:: Extract provided ::
An inner ring, as defined by C.S. Lewis in his essay of the same name, is any group of people who share something in common; whether it be the group itself, such as a social clique; a common interest, such as stamp collecting; or a social purpose, such as a Boy Scout troop.

C.S. Lewis writes that the existence of Inner Rings is “certainly unavoidable” and even that “it is (in itself) a good thing” that “personal friendship should grow up between those who work together.” The existence of Inner Rings is not an evil, but the “desire which draws us into Inner Rings is another matter.” Lewis writes that “a thing may be morally neutral, but the desire for that thing may be dangerous.”

When one discovers an Inner Ring, Lewis continues, there is usually an automatic, unavoidable “longing” to join that ring, for there is a “kind of pleasure we feel when we get in” and a definite “anguish when we are excluded.” This longing to be included may cause us to sacrifice or change parts of ourselves to fit into the ring.

One example of this longing and willingness to sacrifice parts of oneself to fit in is found in F. Scott Fitzgerald’s The Great Gatsby. Young James Gatz, the seventeen-year-old son of “shiftless and unsuccessful farm people,” lives in a constant state of longing for a life defined by “glamour” and “glory.” Gatz has scoured the coast of Lake Superior “as a clam digger and salmon fisher or in any capacity that brought him food and bed,” but his heart is “in a constant, turbulent riot,” for he has an “instinct for future glory.”

Soon Gatz meets Dan Cody, a “product of the Nevada silver fields.” Cody is fifty years old and “many times a millionaire.” To young Gatz, Dan Cody’s yacht “represented all the beauty and glamour in the world.”

James Gatz sees his opportunity to join the inner ring he has long desired to enter. Dan Cody is “the pioneer debauchee who during one phase of American life brought back to the eastern seaboard the violence of the frontier brothel and saloon.” But Gatz’s desire to conform to the inner ring Cody represents is so strong that it eclipses any qualms about Cody’s shady dealings and allows Gatz to sacrifice parts of himself to gain admission to the Inner Ring. He changes his name from James Gatz to Jay Gatsby, he changes his clothing from “a torn green jersey and a pair of canvas pants” to “a blue coat… white duck trousers, and a yachting cap,” and abandons his life and work on the coast of Lake Superior to travel with Dan Cody and be the yacht’s “steward, mate, skipper, secretary, and… jailor.” Gatsby and Cody travel together for five years, during which time “the vague contour of Jay Gatsby,” the “Platonic ideal” Gatz had imagined for himself, has “filled out to the substantiality of a man.”

Stored records
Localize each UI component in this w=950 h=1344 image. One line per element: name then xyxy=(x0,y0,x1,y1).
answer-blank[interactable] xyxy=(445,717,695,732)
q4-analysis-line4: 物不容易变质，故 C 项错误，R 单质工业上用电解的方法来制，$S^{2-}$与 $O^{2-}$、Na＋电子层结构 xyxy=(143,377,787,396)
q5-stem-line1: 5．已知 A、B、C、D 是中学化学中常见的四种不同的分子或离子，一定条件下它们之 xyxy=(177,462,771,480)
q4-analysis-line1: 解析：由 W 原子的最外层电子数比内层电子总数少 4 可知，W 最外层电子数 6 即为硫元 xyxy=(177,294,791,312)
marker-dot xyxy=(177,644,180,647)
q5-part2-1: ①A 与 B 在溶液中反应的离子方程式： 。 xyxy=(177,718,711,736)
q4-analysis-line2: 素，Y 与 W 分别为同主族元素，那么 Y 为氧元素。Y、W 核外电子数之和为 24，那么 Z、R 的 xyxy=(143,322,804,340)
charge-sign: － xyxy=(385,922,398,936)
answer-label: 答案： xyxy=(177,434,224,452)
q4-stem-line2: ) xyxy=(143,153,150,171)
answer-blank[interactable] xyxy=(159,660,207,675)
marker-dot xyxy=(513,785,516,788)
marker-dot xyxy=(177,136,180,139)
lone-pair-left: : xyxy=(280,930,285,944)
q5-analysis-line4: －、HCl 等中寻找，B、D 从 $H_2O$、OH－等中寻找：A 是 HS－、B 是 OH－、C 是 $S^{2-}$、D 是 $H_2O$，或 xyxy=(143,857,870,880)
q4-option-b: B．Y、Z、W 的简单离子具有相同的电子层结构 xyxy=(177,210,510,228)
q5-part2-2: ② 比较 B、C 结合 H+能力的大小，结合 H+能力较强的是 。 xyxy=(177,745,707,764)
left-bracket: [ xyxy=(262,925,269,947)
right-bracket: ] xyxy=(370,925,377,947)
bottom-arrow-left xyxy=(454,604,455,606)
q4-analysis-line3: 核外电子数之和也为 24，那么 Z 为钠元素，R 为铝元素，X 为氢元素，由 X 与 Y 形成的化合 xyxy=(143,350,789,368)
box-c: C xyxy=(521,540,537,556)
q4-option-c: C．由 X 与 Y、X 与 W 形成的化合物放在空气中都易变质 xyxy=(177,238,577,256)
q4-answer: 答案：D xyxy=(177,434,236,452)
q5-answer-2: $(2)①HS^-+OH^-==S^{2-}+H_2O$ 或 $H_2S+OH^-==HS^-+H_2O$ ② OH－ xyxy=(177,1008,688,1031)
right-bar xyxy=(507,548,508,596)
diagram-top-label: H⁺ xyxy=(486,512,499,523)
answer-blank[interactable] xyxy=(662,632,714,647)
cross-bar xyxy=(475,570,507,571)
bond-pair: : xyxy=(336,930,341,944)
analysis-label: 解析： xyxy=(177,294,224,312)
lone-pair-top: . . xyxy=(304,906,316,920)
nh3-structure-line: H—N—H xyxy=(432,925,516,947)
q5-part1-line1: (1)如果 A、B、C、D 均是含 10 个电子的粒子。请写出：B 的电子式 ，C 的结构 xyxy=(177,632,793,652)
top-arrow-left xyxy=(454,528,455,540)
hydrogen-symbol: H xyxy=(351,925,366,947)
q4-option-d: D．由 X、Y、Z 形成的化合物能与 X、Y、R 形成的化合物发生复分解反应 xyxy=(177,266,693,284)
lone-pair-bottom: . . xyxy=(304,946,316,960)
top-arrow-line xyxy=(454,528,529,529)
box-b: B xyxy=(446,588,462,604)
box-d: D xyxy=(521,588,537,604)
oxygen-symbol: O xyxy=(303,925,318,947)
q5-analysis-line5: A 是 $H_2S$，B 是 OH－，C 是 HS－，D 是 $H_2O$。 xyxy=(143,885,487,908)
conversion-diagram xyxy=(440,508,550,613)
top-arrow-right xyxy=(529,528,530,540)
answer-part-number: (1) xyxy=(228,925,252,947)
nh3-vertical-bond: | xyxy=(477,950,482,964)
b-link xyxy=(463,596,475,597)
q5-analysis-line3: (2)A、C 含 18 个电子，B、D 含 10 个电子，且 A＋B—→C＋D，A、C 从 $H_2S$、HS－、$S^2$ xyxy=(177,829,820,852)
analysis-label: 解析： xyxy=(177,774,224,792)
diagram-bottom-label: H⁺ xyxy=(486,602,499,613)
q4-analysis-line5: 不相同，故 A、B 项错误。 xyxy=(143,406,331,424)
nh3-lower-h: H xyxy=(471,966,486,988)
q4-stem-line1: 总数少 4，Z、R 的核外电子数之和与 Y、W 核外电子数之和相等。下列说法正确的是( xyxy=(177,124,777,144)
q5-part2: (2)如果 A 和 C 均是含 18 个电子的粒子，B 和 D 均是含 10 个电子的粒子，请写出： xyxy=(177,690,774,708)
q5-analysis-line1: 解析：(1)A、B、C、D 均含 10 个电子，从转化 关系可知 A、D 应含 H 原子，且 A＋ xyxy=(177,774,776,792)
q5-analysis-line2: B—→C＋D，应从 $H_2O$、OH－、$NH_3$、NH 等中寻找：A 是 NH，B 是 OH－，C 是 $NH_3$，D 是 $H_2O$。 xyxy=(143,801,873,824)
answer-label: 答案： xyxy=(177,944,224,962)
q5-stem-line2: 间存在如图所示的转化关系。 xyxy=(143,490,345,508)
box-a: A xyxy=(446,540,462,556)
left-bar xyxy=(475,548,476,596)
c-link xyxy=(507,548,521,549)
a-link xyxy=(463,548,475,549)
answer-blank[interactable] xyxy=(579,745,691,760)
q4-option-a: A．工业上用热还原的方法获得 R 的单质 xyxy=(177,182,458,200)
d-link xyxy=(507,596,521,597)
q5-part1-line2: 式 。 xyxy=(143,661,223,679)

:: Work to do ::
Proceed with the essay on C.S. Lewis's Inner Rings and The Great Gatsby, writing on from its final sentence.

:: Answer to this task ::
After Dan Cody dies of mysterious causes, and leaves Gatsby with little means, Gatsby joins the military. He is stationed in Kentucky, where he meets Daisy, a girl who perfectly represents the Inner Ring Gatsby continues to aspire to join. Daisy epitomizes Gatsby’s “extravagant ambition” for status, for she is “safe and proud above the hot struggles of the poor.” Daisy makes Gatsby “breathless,” and he “felt married to her” before he knew her. To Gatsby, who still longs for the inner ring of wealth and privilege, she “gleam[s] like silver,” and even her porch is “bright with the bought luxury of starshine.” Though he and Daisy have a brief relationship, after Gatsby is called off to war overseas, Daisy marries another man. But when Gatsby returns to the States, he has not yet given up on his inner-ring quest. He continues to idolize Daisy, continues to feel “married,” but not, as the narrator allows us to see, to the reality of Daisy, but to the qualities she symbolizes: “wealth, youth, and social status.”

In order to gain access to this Inner Ring, Gatsby pursues wealth by engaging in unlawful activities (it is suggested that one of his means of income is “bootlegging liquor.”) Gatsby secures enough funds to buy a mansion directly across the lake from Daisy’s house, where he can see the “single green light” of her dock in the night. Gatsby begins to host lavish parties in which he takes no pleasure in the hope that one night, Daisy or a friend of hers might attend.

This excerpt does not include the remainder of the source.